→ **AIM**:
Write out the material below again, unchanged.

— START PROVIDED ENTRIES —

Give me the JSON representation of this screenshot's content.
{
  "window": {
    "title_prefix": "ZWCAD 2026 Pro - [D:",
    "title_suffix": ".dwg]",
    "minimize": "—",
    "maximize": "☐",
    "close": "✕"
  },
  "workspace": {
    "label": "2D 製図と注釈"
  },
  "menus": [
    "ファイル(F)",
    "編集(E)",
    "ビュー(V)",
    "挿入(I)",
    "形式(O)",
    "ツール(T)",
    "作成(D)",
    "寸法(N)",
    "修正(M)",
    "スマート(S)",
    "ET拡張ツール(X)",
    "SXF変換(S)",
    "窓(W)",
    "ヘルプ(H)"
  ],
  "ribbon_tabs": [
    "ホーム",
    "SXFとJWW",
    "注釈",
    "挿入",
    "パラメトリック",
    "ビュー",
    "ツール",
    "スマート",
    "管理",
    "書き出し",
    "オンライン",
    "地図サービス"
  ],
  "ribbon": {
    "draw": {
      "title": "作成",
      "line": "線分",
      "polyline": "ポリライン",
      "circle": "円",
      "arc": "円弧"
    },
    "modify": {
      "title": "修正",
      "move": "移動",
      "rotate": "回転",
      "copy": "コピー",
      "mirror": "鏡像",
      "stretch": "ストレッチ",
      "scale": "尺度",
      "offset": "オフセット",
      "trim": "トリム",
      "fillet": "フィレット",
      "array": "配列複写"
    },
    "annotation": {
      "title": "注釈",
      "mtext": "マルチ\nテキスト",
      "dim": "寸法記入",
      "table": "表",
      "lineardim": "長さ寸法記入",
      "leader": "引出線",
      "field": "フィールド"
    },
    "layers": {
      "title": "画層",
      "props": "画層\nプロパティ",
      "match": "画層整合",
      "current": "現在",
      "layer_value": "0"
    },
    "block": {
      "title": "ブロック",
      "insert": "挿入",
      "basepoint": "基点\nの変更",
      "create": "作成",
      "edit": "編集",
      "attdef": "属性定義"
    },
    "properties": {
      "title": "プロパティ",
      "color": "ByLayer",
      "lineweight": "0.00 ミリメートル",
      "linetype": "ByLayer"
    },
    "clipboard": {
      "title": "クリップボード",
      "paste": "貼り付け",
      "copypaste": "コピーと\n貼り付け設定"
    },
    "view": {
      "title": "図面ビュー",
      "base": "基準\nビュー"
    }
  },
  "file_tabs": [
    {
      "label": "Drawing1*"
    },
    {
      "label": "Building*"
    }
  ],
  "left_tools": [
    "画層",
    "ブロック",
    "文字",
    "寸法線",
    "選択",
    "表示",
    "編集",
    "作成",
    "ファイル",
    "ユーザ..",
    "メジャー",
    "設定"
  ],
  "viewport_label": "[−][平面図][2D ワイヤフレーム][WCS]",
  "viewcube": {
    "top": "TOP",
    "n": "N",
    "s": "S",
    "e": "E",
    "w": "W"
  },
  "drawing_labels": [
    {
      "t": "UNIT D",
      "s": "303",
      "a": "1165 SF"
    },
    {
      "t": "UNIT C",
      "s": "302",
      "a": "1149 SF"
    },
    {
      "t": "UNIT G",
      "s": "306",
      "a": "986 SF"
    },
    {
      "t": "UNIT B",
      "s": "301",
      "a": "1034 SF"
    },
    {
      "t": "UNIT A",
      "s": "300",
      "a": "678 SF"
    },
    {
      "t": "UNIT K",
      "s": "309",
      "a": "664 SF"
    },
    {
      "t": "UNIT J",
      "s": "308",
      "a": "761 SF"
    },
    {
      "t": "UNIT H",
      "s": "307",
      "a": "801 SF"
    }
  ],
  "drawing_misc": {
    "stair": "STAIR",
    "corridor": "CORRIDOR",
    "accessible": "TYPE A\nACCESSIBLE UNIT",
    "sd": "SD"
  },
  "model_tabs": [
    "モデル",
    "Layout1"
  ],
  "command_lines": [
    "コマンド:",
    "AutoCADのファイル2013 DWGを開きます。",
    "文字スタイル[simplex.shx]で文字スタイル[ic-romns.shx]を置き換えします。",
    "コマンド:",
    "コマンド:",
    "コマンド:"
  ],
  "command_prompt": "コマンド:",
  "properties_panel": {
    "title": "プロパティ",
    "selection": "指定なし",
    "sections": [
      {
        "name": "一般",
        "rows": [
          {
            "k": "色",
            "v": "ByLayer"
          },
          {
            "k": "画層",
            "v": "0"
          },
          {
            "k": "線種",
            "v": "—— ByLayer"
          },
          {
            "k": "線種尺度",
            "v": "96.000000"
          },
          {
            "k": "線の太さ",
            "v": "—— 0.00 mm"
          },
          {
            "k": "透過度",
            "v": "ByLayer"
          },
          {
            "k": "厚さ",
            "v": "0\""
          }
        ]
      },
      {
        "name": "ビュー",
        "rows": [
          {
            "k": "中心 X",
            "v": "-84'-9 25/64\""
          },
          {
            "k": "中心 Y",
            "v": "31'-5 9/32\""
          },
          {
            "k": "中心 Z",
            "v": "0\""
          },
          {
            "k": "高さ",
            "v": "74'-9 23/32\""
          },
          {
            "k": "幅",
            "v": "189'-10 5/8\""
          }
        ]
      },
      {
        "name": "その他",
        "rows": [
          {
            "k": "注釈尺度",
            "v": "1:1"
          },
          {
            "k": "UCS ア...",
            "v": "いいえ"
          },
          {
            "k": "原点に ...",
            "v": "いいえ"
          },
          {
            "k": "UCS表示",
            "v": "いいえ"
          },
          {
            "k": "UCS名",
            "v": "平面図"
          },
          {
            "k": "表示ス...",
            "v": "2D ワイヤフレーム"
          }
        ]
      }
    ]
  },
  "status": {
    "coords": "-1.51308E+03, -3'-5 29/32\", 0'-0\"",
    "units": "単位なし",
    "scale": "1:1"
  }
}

— END PROVIDED ENTRIES —

→ **ANSWER TO THIS TASK**:
Give me the JSON representation of this screenshot's content.
{
  "window": {
    "title_prefix": "ZWCAD 2026 Pro - [D:",
    "title_suffix": ".dwg]",
    "minimize": "—",
    "maximize": "☐",
    "close": "✕"
  },
  "workspace": {
    "label": "2D 製図と注釈"
  },
  "menus": [
    "ファイル(F)",
    "編集(E)",
    "ビュー(V)",
    "挿入(I)",
    "形式(O)",
    "ツール(T)",
    "作成(D)",
    "寸法(N)",
    "修正(M)",
    "スマート(S)",
    "ET拡張ツール(X)",
    "SXF変換(S)",
    "窓(W)",
    "ヘルプ(H)"
  ],
  "ribbon_tabs": [
    "ホーム",
    "SXFとJWW",
    "注釈",
    "挿入",
    "パラメトリック",
    "ビュー",
    "ツール",
    "スマート",
    "管理",
    "書き出し",
    "オンライン",
    "地図サービス"
  ],
  "ribbon": {
    "draw": {
      "title": "作成",
      "line": "線分",
      "polyline": "ポリライン",
      "circle": "円",
      "arc": "円弧"
    },
    "modify": {
      "title": "修正",
      "move": "移動",
      "rotate": "回転",
      "copy": "コピー",
      "mirror": "鏡像",
      "stretch": "ストレッチ",
      "scale": "尺度",
      "offset": "オフセット",
      "trim": "トリム",
      "fillet": "フィレット",
      "array": "配列複写"
    },
    "annotation": {
      "title": "注釈",
      "mtext": "マルチ\nテキスト",
      "dim": "寸法記入",
      "table": "表",
      "lineardim": "長さ寸法記入",
      "leader": "引出線",
      "field": "フィールド"
    },
    "layers": {
      "title": "画層",
      "props": "画層\nプロパティ",
      "match": "画層整合",
      "current": "現在",
      "layer_value": "0"
    },
    "block": {
      "title": "ブロック",
      "insert": "挿入",
      "basepoint": "基点\nの変更",
      "create": "作成",
      "edit": "編集",
      "attdef": "属性定義"
    },
    "properties": {
      "title": "プロパティ",
      "color": "ByLayer",
      "lineweight": "0.00 ミリメートル",
      "linetype": "ByLayer"
    },
    "clipboard": {
      "title": "クリップボード",
      "paste": "貼り付け",
      "copypaste": "コピーと\n貼り付け設定"
    },
    "view": {
      "title": "図面ビュー",
      "base": "基準\nビュー"
    }
  },
  "file_tabs": [
    {
      "label": "Drawing1*"
    },
    {
      "label": "Building*"
    }
  ],
  "left_tools": [
    "画層",
    "ブロック",
    "文字",
    "寸法線",
    "選択",
    "表示",
    "編集",
    "作成",
    "ファイル",
    "ユーザ..",
    "メジャー",
    "設定"
  ],
  "viewport_label": "[−][平面図][2D ワイヤフレーム][WCS]",
  "viewcube": {
    "top": "TOP",
    "n": "N",
    "s": "S",
    "e": "E",
    "w": "W"
  },
  "drawing_labels": [
    {
      "t": "UNIT D",
      "s": "303",
      "a": "1165 SF"
    },
    {
      "t": "UNIT C",
      "s": "302",
      "a": "1149 SF"
    },
    {
      "t": "UNIT G",
      "s": "306",
      "a": "986 SF"
    },
    {
      "t": "UNIT B",
      "s": "301",
      "a": "1034 SF"
    },
    {
      "t": "UNIT A",
      "s": "300",
      "a": "678 SF"
    },
    {
      "t": "UNIT K",
      "s": "309",
      "a": "664 SF"
    },
    {
      "t": "UNIT J",
      "s": "308",
      "a": "761 SF"
    },
    {
      "t": "UNIT H",
      "s": "307",
      "a": "801 SF"
    }
  ],
  "drawing_misc": {
    "stair": "STAIR",
    "corridor": "CORRIDOR",
    "accessible": "TYPE A\nACCESSIBLE UNIT",
    "sd": "SD"
  },
  "model_tabs": [
    "モデル",
    "Layout1"
  ],
  "command_lines": [
    "コマンド:",
    "AutoCADのファイル2013 DWGを開きます。",
    "文字スタイル[simplex.shx]で文字スタイル[ic-romns.shx]を置き換えします。",
    "コマンド:",
    "コマンド:",
    "コマンド:"
  ],
  "command_prompt": "コマンド:",
  "properties_panel": {
    "title": "プロパティ",
    "selection": "指定なし",
    "sections": [
      {
        "name": "一般",
        "rows": [
          {
            "k": "色",
            "v": "ByLayer"
          },
          {
            "k": "画層",
            "v": "0"
          },
          {
            "k": "線種",
            "v": "—— ByLayer"
          },
          {
            "k": "線種尺度",
            "v": "96.000000"
          },
          {
            "k": "線の太さ",
            "v": "—— 0.00 mm"
          },
          {
            "k": "透過度",
            "v": "ByLayer"
          },
          {
            "k": "厚さ",
            "v": "0\""
          }
        ]
      },
      {
        "name": "ビュー",
        "rows": [
          {
            "k": "中心 X",
            "v": "-84'-9 25/64\""
          },
          {
            "k": "中心 Y",
            "v": "31'-5 9/32\""
          },
          {
            "k": "中心 Z",
            "v": "0\""
          },
          {
            "k": "高さ",
            "v": "74'-9 23/32\""
          },
          {
            "k": "幅",
            "v": "189'-10 5/8\""
          }
        ]
      },
      {
        "name": "その他",
        "rows": [
          {
            "k": "注釈尺度",
            "v": "1:1"
          },
          {
            "k": "UCS ア...",
            "v": "いいえ"
          },
          {
            "k": "原点に ...",
            "v": "いいえ"
          },
          {
            "k": "UCS表示",
            "v": "いいえ"
          },
          {
            "k": "UCS名",
            "v": "平面図"
          },
          {
            "k": "表示ス...",
            "v": "2D ワイヤフレーム"
          }
        ]
      }
    ]
  },
  "status": {
    "coords": "-1.51308E+03, -3'-5 29/32\", 0'-0\"",
    "units": "単位なし",
    "scale": "1:1"
  }
}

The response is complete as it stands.